Instruction: Scan the entries below and count the lines holding the string "value". Supply only the number.

** start Data shown **

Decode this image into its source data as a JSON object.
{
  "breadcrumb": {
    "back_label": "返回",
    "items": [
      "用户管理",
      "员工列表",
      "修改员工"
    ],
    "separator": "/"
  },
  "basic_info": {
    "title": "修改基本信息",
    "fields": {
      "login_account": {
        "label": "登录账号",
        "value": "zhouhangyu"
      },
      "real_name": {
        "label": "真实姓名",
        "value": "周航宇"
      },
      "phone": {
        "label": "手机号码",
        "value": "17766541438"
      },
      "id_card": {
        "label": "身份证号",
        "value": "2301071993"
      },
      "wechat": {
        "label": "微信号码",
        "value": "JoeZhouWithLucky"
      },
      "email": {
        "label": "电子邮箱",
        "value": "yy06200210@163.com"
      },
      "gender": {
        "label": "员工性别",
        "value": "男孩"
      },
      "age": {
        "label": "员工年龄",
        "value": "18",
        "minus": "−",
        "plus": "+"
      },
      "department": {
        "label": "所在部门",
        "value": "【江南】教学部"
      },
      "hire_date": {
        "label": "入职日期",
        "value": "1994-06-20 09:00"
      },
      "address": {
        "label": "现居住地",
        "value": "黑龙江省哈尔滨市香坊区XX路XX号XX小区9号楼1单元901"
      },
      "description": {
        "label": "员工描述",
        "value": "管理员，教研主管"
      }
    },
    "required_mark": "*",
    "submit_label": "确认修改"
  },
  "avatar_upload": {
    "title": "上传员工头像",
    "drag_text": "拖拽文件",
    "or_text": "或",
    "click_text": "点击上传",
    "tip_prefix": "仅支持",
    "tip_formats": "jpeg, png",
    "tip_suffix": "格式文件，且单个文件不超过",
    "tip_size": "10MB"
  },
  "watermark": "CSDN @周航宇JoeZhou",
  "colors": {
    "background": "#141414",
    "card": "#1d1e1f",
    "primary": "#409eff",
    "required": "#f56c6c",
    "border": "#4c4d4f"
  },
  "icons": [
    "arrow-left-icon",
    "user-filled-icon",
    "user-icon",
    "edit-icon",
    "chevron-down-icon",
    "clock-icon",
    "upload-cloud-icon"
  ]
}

** end Data shown **

Output for this task: 12